* BEGIN *

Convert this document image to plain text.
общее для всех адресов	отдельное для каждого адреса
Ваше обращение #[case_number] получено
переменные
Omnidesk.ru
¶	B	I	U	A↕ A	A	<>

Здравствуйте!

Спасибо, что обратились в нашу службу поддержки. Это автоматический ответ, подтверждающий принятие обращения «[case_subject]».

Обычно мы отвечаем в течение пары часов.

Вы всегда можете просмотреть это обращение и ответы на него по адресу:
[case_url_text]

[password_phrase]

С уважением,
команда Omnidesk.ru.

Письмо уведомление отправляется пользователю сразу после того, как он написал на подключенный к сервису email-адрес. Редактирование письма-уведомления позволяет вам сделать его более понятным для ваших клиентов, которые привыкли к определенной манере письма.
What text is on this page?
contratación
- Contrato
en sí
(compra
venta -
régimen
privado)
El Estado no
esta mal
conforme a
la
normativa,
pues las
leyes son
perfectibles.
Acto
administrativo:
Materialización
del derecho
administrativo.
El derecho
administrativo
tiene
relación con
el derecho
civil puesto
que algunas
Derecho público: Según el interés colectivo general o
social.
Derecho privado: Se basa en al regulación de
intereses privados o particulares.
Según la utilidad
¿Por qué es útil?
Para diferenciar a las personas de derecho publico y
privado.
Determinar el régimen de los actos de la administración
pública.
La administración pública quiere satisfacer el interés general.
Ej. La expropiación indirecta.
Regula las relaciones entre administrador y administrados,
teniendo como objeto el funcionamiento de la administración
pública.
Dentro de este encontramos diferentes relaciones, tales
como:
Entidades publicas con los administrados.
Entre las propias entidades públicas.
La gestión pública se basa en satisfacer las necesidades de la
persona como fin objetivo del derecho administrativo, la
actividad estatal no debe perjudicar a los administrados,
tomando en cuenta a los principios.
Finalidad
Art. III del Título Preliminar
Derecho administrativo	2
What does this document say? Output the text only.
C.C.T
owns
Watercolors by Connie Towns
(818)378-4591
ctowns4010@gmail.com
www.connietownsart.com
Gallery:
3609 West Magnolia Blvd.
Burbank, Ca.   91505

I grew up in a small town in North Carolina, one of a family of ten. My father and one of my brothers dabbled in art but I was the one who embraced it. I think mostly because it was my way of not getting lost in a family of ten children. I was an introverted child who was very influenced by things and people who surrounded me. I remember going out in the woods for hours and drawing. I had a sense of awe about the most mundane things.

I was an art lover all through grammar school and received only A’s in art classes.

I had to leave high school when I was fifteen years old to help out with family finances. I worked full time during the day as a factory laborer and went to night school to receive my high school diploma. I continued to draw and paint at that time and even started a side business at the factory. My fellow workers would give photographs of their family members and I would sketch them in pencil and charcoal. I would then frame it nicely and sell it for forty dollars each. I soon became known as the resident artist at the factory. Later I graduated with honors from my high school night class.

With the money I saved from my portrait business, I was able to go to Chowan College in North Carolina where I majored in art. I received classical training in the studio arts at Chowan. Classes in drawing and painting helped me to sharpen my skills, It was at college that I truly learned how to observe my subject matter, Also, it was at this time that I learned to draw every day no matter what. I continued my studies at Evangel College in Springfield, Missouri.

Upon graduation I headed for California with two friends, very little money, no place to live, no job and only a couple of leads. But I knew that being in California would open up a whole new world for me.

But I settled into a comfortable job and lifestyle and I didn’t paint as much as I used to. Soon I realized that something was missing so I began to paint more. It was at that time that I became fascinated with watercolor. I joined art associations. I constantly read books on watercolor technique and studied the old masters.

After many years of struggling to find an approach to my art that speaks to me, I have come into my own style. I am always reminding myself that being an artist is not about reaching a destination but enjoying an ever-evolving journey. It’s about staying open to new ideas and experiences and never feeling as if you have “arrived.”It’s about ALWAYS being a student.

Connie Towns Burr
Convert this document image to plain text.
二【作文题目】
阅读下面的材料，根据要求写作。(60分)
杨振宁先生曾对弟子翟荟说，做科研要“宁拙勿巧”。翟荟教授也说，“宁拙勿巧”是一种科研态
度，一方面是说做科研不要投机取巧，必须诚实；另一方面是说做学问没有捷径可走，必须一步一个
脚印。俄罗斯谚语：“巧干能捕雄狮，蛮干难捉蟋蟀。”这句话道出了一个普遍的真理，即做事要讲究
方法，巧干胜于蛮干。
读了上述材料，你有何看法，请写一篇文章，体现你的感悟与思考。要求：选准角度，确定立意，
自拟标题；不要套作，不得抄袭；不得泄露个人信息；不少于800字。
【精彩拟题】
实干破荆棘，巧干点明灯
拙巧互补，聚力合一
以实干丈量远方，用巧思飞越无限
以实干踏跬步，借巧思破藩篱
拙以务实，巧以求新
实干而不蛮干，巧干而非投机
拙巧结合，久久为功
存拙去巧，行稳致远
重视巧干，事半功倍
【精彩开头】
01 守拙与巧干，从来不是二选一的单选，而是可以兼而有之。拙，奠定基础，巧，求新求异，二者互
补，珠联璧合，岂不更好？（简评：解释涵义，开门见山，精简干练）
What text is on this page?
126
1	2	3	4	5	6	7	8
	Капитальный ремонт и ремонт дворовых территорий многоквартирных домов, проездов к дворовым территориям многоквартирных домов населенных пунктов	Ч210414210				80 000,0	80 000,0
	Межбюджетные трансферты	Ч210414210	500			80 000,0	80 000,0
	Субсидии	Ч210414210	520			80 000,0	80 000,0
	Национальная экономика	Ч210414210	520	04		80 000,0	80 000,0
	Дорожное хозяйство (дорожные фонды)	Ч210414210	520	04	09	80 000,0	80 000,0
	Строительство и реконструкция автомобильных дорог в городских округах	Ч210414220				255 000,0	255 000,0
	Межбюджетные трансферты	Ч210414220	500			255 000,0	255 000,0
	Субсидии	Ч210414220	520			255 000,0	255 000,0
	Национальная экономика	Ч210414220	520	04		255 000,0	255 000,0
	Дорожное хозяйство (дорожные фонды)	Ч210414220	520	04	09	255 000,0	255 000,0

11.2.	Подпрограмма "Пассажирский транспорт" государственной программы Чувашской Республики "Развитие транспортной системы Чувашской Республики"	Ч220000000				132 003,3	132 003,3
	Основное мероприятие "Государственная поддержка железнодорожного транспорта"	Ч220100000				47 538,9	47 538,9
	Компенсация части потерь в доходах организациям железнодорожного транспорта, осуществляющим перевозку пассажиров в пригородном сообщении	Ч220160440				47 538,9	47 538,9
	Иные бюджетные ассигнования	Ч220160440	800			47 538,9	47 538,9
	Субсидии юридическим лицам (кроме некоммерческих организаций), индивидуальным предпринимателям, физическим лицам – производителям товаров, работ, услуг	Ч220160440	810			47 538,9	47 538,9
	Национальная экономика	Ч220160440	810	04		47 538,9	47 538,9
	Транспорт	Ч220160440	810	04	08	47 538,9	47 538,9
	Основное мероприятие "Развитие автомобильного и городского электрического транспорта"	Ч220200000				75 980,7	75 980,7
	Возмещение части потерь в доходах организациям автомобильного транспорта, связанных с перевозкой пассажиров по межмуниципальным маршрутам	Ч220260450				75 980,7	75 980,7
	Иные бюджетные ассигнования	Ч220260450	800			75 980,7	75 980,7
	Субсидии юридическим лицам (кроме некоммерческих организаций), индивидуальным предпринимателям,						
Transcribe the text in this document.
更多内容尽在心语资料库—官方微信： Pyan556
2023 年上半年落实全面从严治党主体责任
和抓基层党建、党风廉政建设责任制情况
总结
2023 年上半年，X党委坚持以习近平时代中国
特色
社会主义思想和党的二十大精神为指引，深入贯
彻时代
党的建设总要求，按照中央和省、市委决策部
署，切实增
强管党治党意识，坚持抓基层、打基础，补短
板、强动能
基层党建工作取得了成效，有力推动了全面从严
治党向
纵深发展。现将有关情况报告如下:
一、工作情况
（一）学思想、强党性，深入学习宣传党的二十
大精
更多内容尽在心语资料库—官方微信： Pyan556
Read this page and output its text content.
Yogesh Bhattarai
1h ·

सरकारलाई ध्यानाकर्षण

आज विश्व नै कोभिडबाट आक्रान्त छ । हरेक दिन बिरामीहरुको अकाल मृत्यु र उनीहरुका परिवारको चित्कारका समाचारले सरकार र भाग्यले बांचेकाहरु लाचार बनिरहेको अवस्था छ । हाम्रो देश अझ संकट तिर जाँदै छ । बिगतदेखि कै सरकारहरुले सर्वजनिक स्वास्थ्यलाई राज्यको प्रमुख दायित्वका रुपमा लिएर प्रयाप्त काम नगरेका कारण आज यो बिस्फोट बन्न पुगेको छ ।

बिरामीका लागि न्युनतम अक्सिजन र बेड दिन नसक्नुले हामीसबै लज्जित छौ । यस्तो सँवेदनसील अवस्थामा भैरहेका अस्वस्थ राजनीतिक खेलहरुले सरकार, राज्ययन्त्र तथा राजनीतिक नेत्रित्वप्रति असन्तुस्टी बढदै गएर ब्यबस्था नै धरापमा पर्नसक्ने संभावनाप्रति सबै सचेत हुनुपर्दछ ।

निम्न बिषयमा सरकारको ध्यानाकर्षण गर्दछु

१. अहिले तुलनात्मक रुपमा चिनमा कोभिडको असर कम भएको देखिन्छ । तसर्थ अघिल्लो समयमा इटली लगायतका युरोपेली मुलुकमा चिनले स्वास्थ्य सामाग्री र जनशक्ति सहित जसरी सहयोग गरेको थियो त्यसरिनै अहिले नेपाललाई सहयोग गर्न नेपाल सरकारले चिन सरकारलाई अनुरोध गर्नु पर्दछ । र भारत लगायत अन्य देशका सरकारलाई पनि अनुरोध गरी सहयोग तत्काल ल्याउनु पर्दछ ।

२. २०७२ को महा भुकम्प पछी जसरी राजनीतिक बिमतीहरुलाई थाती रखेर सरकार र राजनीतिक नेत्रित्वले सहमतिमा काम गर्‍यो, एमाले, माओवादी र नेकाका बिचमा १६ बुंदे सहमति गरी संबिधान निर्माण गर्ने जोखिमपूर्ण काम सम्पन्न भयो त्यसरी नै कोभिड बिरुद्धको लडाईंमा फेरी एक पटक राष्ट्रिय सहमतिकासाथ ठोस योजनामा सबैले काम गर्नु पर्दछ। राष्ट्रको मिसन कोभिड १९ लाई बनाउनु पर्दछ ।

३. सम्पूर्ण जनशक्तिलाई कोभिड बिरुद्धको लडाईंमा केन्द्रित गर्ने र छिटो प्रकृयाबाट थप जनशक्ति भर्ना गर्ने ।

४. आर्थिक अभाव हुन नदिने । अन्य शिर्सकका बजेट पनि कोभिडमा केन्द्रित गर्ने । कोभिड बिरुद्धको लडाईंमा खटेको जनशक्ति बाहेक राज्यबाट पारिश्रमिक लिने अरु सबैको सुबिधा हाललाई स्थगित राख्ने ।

* END *

◆ **Aim of the exercise**: The lines to collect are those holding the string "artist"; copy them all.

◆ **Result**:
I had to leave high school when I was fifteen years old to help out with family finances. I worked full time during the day as a factory laborer and went to night school to receive my high school diploma. I continued to draw and paint at that time and even started a side business at the factory. My fellow workers would give photographs of their family members and I would sketch them in pencil and charcoal. I would then frame it nicely and sell it for forty dollars each. I soon became known as the resident artist at the factory. Later I graduated with honors from my high school night class.
After many years of struggling to find an approach to my art that speaks to me, I have come into my own style. I am always reminding myself that being an artist is not about reaching a destination but enjoying an ever-evolving journey. It’s about staying open to new ideas and experiences and never feeling as if you have “arrived.”It’s about ALWAYS being a student.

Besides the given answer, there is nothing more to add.